▶ **AVAILABLE RECORDS**
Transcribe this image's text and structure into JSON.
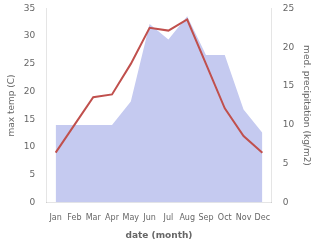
{
  "chart_data": {
    "type": "line",
    "categories": [
      "Jan",
      "Feb",
      "Mar",
      "Apr",
      "May",
      "Jun",
      "Jul",
      "Aug",
      "Sep",
      "Oct",
      "Nov",
      "Dec"
    ],
    "series": [
      {
        "type": "area",
        "axis": "y2",
        "color": "#c5caf0",
        "values": [
          10,
          10,
          10,
          10,
          13,
          23,
          21,
          24,
          19,
          19,
          12,
          9
        ]
      },
      {
        "type": "line",
        "color": "#c0504d",
        "values": [
          9,
          14,
          19,
          19.5,
          25,
          31.5,
          31,
          33,
          25,
          17,
          12,
          9
        ]
      }
    ],
    "xlabel": "date (month)",
    "ylabel": "max temp (C)",
    "y2label": "med. precipitation (kg/m2)",
    "ylim": [
      0,
      35
    ],
    "yticks": [
      0,
      5,
      10,
      15,
      20,
      25,
      30,
      35
    ],
    "y2lim": [
      0,
      25
    ],
    "y2ticks": [
      0,
      5,
      10,
      15,
      20,
      25
    ],
    "grid": false
  }
}
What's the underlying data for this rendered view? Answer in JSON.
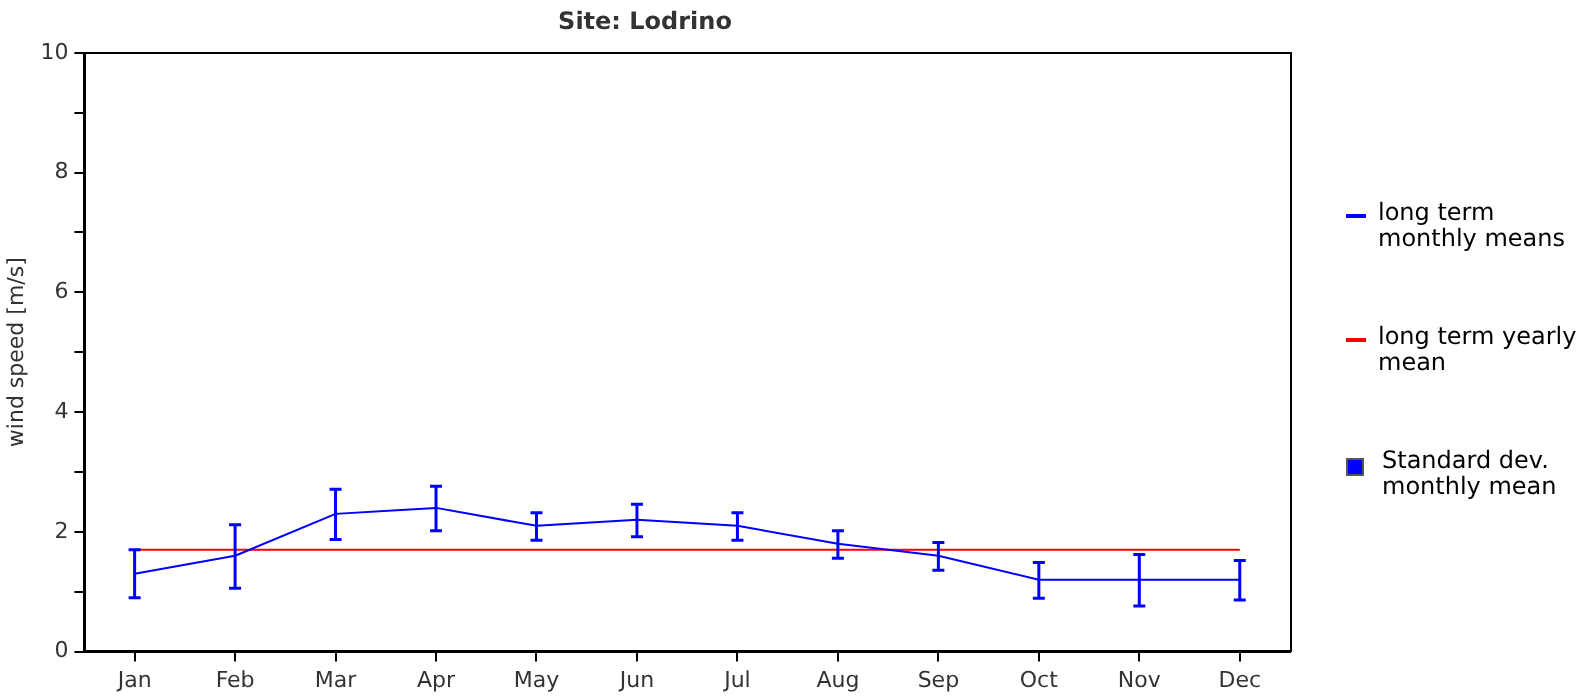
{
  "chart_data": {
    "type": "line",
    "title": "Site: Lodrino",
    "ylabel": "wind speed [m/s]",
    "categories": [
      "Jan",
      "Feb",
      "Mar",
      "Apr",
      "May",
      "Jun",
      "Jul",
      "Aug",
      "Sep",
      "Oct",
      "Nov",
      "Dec"
    ],
    "series": [
      {
        "name": "long term monthly means",
        "color": "#0000ff",
        "values": [
          1.3,
          1.6,
          2.3,
          2.4,
          2.1,
          2.2,
          2.1,
          1.8,
          1.6,
          1.2,
          1.2,
          1.2
        ],
        "errors": [
          [
            0.9,
            1.7
          ],
          [
            1.06,
            2.12
          ],
          [
            1.87,
            2.71
          ],
          [
            2.02,
            2.76
          ],
          [
            1.86,
            2.32
          ],
          [
            1.92,
            2.46
          ],
          [
            1.86,
            2.32
          ],
          [
            1.56,
            2.02
          ],
          [
            1.36,
            1.82
          ],
          [
            0.89,
            1.49
          ],
          [
            0.76,
            1.62
          ],
          [
            0.86,
            1.52
          ]
        ]
      },
      {
        "name": "long term yearly mean",
        "color": "#ff0000",
        "values": [
          1.7,
          1.7,
          1.7,
          1.7,
          1.7,
          1.7,
          1.7,
          1.7,
          1.7,
          1.7,
          1.7,
          1.7
        ]
      }
    ],
    "annotations": [
      "Standard dev. monthly mean"
    ],
    "ylim": [
      0,
      10
    ],
    "yticks": [
      0,
      {
        "value": 1,
        "label": null
      },
      2,
      {
        "value": 3,
        "label": null
      },
      4,
      {
        "value": 5,
        "label": null
      },
      6,
      {
        "value": 7,
        "label": null
      },
      8,
      {
        "value": 9,
        "label": null
      },
      10
    ],
    "grid": false,
    "legend": "right",
    "marker": "none",
    "line_style": "solid"
  }
}
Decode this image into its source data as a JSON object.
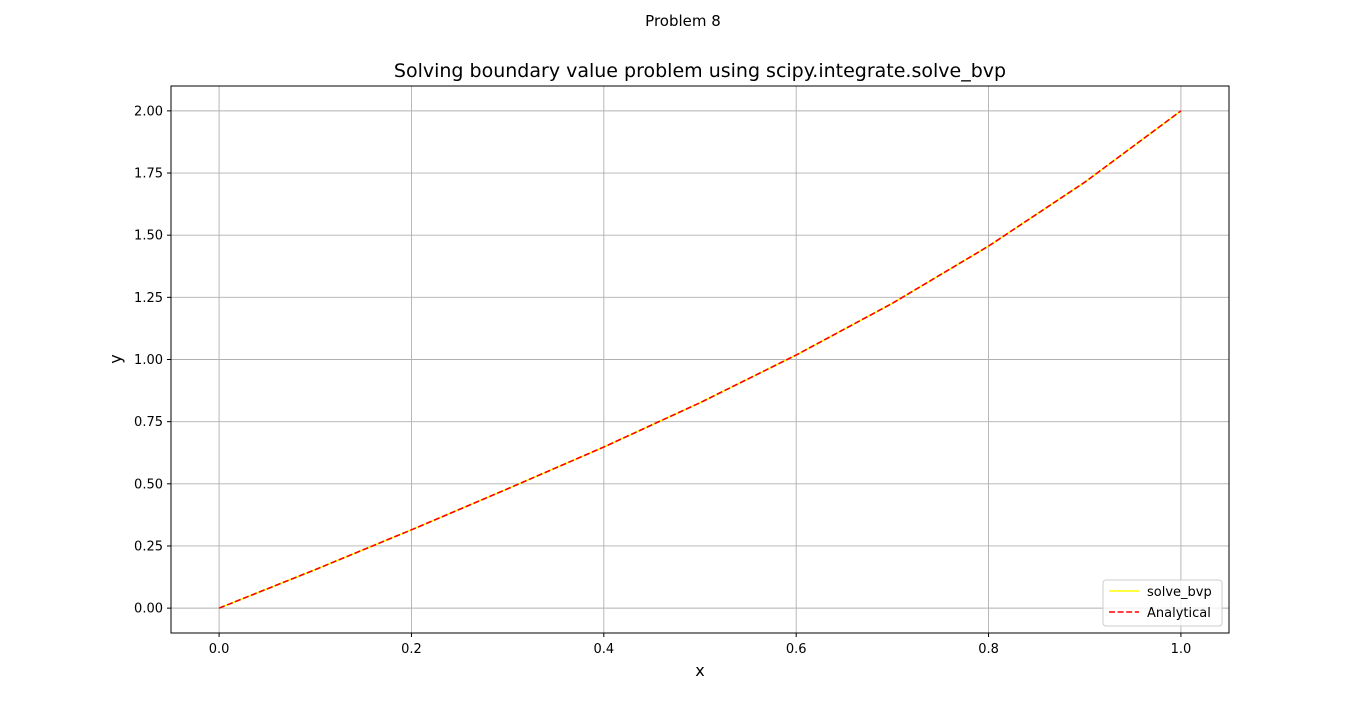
{
  "figure": {
    "suptitle": "Problem 8"
  },
  "chart_data": {
    "type": "line",
    "title": "Solving boundary value problem using scipy.integrate.solve_bvp",
    "xlabel": "x",
    "ylabel": "y",
    "xlim": [
      -0.05,
      1.05
    ],
    "ylim": [
      -0.1,
      2.1
    ],
    "xticks": [
      0.0,
      0.2,
      0.4,
      0.6,
      0.8,
      1.0
    ],
    "xtick_labels": [
      "0.0",
      "0.2",
      "0.4",
      "0.6",
      "0.8",
      "1.0"
    ],
    "yticks": [
      0.0,
      0.25,
      0.5,
      0.75,
      1.0,
      1.25,
      1.5,
      1.75,
      2.0
    ],
    "ytick_labels": [
      "0.00",
      "0.25",
      "0.50",
      "0.75",
      "1.00",
      "1.25",
      "1.50",
      "1.75",
      "2.00"
    ],
    "grid": true,
    "legend_position": "lower-right",
    "x": [
      0.0,
      0.1,
      0.2,
      0.3,
      0.4,
      0.5,
      0.6,
      0.7,
      0.8,
      0.9,
      1.0
    ],
    "series": [
      {
        "name": "solve_bvp",
        "color": "#ffff00",
        "style": "solid",
        "values": [
          0.0,
          0.155,
          0.315,
          0.48,
          0.648,
          0.826,
          1.018,
          1.226,
          1.456,
          1.713,
          2.0
        ]
      },
      {
        "name": "Analytical",
        "color": "#ff0000",
        "style": "dashed",
        "values": [
          0.0,
          0.155,
          0.315,
          0.48,
          0.648,
          0.826,
          1.018,
          1.226,
          1.456,
          1.713,
          2.0
        ]
      }
    ]
  }
}
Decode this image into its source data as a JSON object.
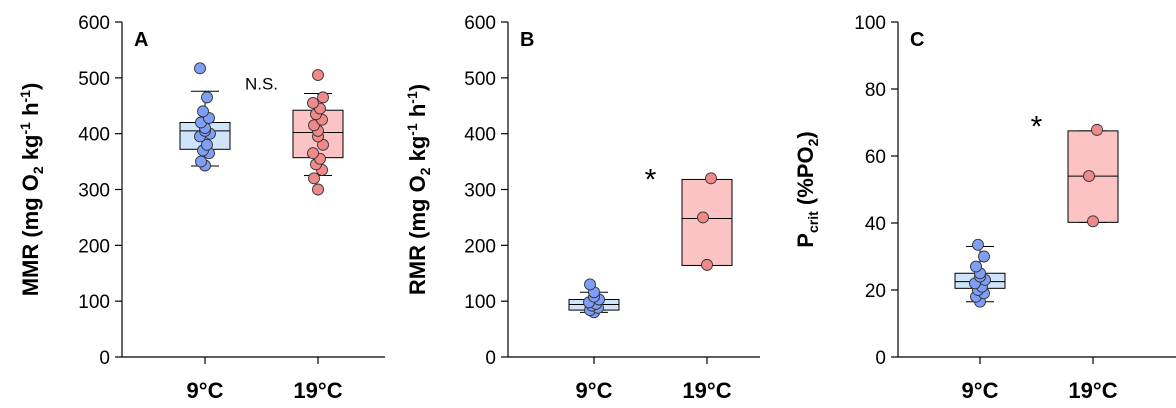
{
  "colors": {
    "cold_fill": "#cfe3fb",
    "cold_point": "#7f9ef5",
    "warm_fill": "#fbc3c3",
    "warm_point": "#f08a8a",
    "line": "#000000"
  },
  "chart_data": [
    {
      "type": "box",
      "panel": "A",
      "ylabel": {
        "main": "MMR (mg O",
        "sub1": "2",
        "mid": " kg",
        "sup1": "-1",
        "tail": " h",
        "sup2": "-1",
        "end": ")"
      },
      "ylim": [
        0,
        600
      ],
      "yticks": [
        0,
        100,
        200,
        300,
        400,
        500,
        600
      ],
      "categories": [
        "9°C",
        "19°C"
      ],
      "annotation": {
        "text": "N.S.",
        "x": 1.5,
        "y": 490
      },
      "boxes": [
        {
          "name": "9°C",
          "q1": 372,
          "median": 405,
          "q3": 420,
          "whisker_low": 342,
          "whisker_high": 476,
          "points": [
            343,
            350,
            365,
            370,
            380,
            395,
            400,
            405,
            410,
            420,
            428,
            440,
            465,
            517
          ]
        },
        {
          "name": "19°C",
          "q1": 357,
          "median": 402,
          "q3": 442,
          "whisker_low": 325,
          "whisker_high": 472,
          "points": [
            300,
            320,
            335,
            345,
            355,
            365,
            380,
            395,
            405,
            415,
            425,
            435,
            445,
            455,
            465,
            505
          ]
        }
      ]
    },
    {
      "type": "box",
      "panel": "B",
      "ylabel": {
        "main": "RMR (mg O",
        "sub1": "2",
        "mid": " kg",
        "sup1": "-1",
        "tail": " h",
        "sup2": "-1",
        "end": ")"
      },
      "ylim": [
        0,
        600
      ],
      "yticks": [
        0,
        100,
        200,
        300,
        400,
        500,
        600
      ],
      "categories": [
        "9°C",
        "19°C"
      ],
      "annotation": {
        "text": "*",
        "x": 1.5,
        "y": 325
      },
      "boxes": [
        {
          "name": "9°C",
          "q1": 84,
          "median": 94,
          "q3": 103,
          "whisker_low": 80,
          "whisker_high": 116,
          "points": [
            80,
            84,
            88,
            92,
            95,
            98,
            103,
            108,
            116,
            130
          ]
        },
        {
          "name": "19°C",
          "q1": 164,
          "median": 248,
          "q3": 318,
          "whisker_low": 164,
          "whisker_high": 318,
          "points": [
            165,
            250,
            320
          ]
        }
      ]
    },
    {
      "type": "box",
      "panel": "C",
      "ylabel": {
        "main": "P",
        "sub1": "crit",
        "mid": " (%PO",
        "sub2": "2",
        "end": ")"
      },
      "ylim": [
        0,
        100
      ],
      "yticks": [
        0,
        20,
        40,
        60,
        80,
        100
      ],
      "categories": [
        "9°C",
        "19°C"
      ],
      "annotation": {
        "text": "*",
        "x": 1.5,
        "y": 70
      },
      "boxes": [
        {
          "name": "9°C",
          "q1": 20.5,
          "median": 22.5,
          "q3": 25,
          "whisker_low": 16.5,
          "whisker_high": 33,
          "points": [
            16.5,
            18,
            19,
            20,
            21,
            22,
            23,
            24,
            25,
            27,
            30,
            33.5
          ]
        },
        {
          "name": "19°C",
          "q1": 40.2,
          "median": 54,
          "q3": 67.5,
          "whisker_low": 40.2,
          "whisker_high": 67.5,
          "points": [
            40.5,
            54,
            67.8
          ]
        }
      ]
    }
  ]
}
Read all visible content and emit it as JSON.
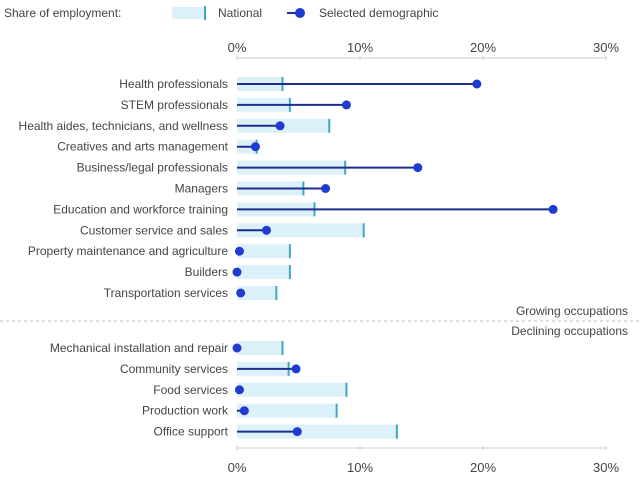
{
  "legend": {
    "title": "Share of employment:",
    "national_label": "National",
    "demographic_label": "Selected demographic"
  },
  "colors": {
    "national_bar": "#dcf1fa",
    "national_tick": "#3fa7c3",
    "demographic_line": "#1c2e8c",
    "demographic_dot": "#1f3bd1",
    "axis": "#cccccc",
    "divider": "#bbbbbb"
  },
  "chart_data": {
    "type": "dumbbell",
    "title": "Share of employment",
    "xlabel": "",
    "ylabel": "",
    "xlim": [
      0,
      30
    ],
    "xticks": [
      0,
      10,
      20,
      30
    ],
    "xtick_labels": [
      "0%",
      "10%",
      "20%",
      "30%"
    ],
    "grid": false,
    "legend_position": "top-left",
    "series": [
      {
        "name": "National",
        "style": "bar with tick"
      },
      {
        "name": "Selected demographic",
        "style": "line with dot"
      }
    ],
    "groups": [
      {
        "name": "Growing occupations",
        "rows": [
          {
            "label": "Health professionals",
            "national": 3.7,
            "demographic": 19.5
          },
          {
            "label": "STEM professionals",
            "national": 4.3,
            "demographic": 8.9
          },
          {
            "label": "Health aides, technicians, and wellness",
            "national": 7.5,
            "demographic": 3.5
          },
          {
            "label": "Creatives and arts management",
            "national": 1.6,
            "demographic": 1.5
          },
          {
            "label": "Business/legal professionals",
            "national": 8.8,
            "demographic": 14.7
          },
          {
            "label": "Managers",
            "national": 5.4,
            "demographic": 7.2
          },
          {
            "label": "Education and workforce training",
            "national": 6.3,
            "demographic": 25.7
          },
          {
            "label": "Customer service and sales",
            "national": 10.3,
            "demographic": 2.4
          },
          {
            "label": "Property maintenance and agriculture",
            "national": 4.3,
            "demographic": 0.2
          },
          {
            "label": "Builders",
            "national": 4.3,
            "demographic": 0.0
          },
          {
            "label": "Transportation services",
            "national": 3.2,
            "demographic": 0.3
          }
        ]
      },
      {
        "name": "Declining occupations",
        "rows": [
          {
            "label": "Mechanical installation and repair",
            "national": 3.7,
            "demographic": 0.0
          },
          {
            "label": "Community services",
            "national": 4.2,
            "demographic": 4.8
          },
          {
            "label": "Food services",
            "national": 8.9,
            "demographic": 0.2
          },
          {
            "label": "Production work",
            "national": 8.1,
            "demographic": 0.6
          },
          {
            "label": "Office support",
            "national": 13.0,
            "demographic": 4.9
          }
        ]
      }
    ]
  }
}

▶ **CHALLENGE**
Gather and return every line that holds the string "with".

▶ **TASK SOLUTION**
        "style": "bar with tick"
        "style": "line with dot"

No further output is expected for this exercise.